:: Exercise objective ::
Copy each line below in which the string "частей" occurs.

[Lines of data]

┄┄┄┄┄┄

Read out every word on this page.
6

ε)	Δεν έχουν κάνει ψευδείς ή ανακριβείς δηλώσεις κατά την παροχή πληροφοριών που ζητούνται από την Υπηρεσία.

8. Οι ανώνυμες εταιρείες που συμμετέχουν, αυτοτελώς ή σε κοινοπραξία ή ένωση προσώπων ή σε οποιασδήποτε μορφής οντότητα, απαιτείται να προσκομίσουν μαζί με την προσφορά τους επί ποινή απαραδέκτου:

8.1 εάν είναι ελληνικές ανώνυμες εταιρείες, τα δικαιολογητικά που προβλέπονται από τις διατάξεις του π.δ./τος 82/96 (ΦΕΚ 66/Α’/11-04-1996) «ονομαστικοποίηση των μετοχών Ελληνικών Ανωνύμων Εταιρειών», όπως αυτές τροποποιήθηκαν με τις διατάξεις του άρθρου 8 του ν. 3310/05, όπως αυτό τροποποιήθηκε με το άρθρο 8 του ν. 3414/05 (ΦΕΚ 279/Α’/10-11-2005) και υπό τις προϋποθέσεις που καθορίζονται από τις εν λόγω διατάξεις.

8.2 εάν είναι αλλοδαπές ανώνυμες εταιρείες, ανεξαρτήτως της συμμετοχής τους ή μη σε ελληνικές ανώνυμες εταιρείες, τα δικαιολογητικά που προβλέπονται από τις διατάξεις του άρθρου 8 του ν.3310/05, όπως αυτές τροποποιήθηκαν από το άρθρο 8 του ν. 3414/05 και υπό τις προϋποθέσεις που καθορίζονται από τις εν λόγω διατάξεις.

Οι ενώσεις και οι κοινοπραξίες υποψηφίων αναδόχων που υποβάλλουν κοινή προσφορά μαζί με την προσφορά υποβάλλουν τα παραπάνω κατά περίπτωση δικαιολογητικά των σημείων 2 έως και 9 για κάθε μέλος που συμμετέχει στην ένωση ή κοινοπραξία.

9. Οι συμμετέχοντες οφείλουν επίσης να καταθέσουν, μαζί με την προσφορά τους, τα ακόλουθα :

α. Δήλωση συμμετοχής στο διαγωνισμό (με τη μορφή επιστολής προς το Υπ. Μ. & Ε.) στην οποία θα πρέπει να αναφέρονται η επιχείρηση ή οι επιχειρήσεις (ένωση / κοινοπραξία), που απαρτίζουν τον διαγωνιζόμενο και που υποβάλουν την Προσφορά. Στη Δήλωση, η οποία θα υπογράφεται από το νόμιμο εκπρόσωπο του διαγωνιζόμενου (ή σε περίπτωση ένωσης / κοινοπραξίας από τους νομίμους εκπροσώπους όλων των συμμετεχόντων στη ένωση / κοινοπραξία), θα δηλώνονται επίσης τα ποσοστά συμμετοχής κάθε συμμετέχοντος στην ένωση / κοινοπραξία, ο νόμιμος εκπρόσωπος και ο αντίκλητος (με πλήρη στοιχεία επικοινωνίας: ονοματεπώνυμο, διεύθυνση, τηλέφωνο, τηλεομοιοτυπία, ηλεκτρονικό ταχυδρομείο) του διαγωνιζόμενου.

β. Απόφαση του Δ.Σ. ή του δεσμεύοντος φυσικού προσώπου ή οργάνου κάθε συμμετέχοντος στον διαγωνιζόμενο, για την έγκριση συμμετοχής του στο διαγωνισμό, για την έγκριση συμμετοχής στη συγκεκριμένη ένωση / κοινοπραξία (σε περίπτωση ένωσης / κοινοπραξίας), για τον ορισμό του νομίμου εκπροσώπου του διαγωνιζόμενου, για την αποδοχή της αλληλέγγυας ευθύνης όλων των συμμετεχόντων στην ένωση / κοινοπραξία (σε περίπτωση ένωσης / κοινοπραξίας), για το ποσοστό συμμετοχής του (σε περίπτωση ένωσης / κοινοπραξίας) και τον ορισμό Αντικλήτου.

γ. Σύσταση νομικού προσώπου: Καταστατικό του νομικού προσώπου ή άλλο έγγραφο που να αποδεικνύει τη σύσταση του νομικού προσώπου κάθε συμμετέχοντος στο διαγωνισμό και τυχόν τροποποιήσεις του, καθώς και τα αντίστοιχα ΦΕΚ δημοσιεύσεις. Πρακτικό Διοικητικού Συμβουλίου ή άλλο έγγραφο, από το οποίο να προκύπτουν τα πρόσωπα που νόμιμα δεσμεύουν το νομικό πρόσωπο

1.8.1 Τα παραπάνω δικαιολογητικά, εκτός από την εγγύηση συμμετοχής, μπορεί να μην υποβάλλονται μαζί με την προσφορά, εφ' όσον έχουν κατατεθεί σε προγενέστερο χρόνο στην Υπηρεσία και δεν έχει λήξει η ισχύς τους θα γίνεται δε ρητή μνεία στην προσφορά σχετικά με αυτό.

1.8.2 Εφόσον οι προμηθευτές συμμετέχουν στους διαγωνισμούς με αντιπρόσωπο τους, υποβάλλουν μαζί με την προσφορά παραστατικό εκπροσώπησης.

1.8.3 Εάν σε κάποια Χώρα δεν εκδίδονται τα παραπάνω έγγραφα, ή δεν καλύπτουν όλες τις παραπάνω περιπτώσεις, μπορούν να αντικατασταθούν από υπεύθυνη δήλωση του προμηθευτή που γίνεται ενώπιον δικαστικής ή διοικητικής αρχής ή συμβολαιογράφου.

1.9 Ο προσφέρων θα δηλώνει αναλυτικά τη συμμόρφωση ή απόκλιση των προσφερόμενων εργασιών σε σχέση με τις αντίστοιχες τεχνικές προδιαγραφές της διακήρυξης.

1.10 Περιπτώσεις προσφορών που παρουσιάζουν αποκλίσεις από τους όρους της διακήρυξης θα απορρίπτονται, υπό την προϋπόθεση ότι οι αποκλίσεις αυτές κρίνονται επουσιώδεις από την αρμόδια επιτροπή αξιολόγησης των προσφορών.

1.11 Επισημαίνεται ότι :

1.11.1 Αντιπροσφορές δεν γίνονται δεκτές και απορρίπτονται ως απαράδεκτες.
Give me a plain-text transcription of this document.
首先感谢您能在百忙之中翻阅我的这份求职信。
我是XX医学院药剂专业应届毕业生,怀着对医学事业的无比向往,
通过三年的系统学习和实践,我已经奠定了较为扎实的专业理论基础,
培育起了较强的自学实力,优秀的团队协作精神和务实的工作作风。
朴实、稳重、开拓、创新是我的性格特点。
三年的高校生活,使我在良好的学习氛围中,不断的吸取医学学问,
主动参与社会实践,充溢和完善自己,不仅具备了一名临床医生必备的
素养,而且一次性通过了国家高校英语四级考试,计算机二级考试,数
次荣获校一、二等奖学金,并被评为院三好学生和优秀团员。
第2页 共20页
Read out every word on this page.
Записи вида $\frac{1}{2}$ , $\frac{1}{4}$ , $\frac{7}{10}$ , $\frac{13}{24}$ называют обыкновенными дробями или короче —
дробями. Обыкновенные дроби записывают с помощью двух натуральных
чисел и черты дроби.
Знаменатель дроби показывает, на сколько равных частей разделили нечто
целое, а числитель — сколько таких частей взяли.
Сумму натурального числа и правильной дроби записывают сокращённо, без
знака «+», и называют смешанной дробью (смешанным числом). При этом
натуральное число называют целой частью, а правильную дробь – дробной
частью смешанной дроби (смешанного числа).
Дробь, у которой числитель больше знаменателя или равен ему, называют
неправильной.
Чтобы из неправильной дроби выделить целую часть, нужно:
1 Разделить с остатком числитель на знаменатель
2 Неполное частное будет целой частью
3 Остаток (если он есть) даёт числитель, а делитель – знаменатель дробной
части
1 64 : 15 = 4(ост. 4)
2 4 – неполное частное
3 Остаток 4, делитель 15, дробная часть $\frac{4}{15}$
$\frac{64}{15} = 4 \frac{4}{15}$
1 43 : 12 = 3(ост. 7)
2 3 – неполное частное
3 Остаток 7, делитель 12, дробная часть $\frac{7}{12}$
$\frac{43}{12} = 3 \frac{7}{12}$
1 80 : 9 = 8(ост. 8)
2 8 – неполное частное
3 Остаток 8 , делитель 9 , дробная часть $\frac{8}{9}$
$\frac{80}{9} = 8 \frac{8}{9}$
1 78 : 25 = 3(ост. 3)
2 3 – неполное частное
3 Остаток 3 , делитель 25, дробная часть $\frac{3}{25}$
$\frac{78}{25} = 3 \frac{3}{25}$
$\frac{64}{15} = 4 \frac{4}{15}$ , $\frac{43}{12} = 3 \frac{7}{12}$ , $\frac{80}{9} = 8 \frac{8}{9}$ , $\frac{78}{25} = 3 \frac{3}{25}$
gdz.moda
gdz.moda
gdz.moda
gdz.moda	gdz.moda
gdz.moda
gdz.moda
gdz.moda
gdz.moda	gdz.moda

┄┄┄┄┄┄

:: Solution for this exercise ::
Знаменатель дроби показывает, на сколько равных частей разделили нечто
целое, а числитель — сколько таких частей взяли.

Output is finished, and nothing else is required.